(Chart and figure data)
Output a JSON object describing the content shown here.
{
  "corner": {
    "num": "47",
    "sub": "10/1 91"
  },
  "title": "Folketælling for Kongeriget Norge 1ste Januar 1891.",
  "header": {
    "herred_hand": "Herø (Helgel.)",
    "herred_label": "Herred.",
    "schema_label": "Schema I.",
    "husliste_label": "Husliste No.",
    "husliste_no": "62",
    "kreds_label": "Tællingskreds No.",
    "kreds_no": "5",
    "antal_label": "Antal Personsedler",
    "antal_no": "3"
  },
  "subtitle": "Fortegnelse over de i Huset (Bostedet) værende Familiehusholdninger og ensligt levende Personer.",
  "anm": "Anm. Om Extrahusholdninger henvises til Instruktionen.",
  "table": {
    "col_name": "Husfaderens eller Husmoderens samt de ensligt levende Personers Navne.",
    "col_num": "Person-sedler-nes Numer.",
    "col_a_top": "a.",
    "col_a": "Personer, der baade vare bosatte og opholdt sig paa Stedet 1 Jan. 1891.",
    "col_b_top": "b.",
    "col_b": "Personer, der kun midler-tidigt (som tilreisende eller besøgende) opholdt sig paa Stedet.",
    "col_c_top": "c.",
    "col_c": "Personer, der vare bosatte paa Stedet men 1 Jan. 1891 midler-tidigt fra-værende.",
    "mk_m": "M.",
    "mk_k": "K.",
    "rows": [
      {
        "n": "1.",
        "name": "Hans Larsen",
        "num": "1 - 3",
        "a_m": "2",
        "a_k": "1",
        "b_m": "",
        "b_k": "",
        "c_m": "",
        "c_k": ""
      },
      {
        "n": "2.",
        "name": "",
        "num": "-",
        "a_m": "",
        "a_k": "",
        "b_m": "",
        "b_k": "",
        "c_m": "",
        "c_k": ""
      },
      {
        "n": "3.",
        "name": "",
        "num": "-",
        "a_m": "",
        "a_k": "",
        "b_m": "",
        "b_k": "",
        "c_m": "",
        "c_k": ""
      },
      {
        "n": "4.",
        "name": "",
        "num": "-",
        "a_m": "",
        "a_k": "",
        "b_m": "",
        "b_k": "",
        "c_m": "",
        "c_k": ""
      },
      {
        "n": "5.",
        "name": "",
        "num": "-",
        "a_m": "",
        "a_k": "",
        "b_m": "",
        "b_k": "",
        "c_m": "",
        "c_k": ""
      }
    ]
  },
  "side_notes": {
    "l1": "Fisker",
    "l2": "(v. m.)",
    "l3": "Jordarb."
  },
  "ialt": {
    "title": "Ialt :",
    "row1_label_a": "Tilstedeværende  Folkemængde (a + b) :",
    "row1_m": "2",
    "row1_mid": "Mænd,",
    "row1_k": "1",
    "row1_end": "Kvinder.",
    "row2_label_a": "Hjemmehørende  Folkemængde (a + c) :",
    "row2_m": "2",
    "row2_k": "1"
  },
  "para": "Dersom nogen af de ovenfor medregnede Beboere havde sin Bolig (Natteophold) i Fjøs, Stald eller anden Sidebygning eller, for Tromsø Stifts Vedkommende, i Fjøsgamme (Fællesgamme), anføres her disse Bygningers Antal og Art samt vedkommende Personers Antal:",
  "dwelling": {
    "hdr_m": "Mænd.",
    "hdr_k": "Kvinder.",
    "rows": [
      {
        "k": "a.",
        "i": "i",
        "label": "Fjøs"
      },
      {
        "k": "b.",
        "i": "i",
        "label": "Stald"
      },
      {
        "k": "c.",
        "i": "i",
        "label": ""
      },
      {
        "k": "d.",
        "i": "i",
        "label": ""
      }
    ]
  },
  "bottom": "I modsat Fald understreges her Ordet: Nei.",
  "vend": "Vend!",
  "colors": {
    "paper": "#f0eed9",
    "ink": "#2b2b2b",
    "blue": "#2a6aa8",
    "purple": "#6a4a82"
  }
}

- Stated problem: Gather all lines from the listing above in which "midler" occurs.

- Exercise solution:
    "col_b": "Personer, der kun midler-tidigt (som tilreisende eller besøgende) opholdt sig paa Stedet.",
    "col_c": "Personer, der vare bosatte paa Stedet men 1 Jan. 1891 midler-tidigt fra-værende.",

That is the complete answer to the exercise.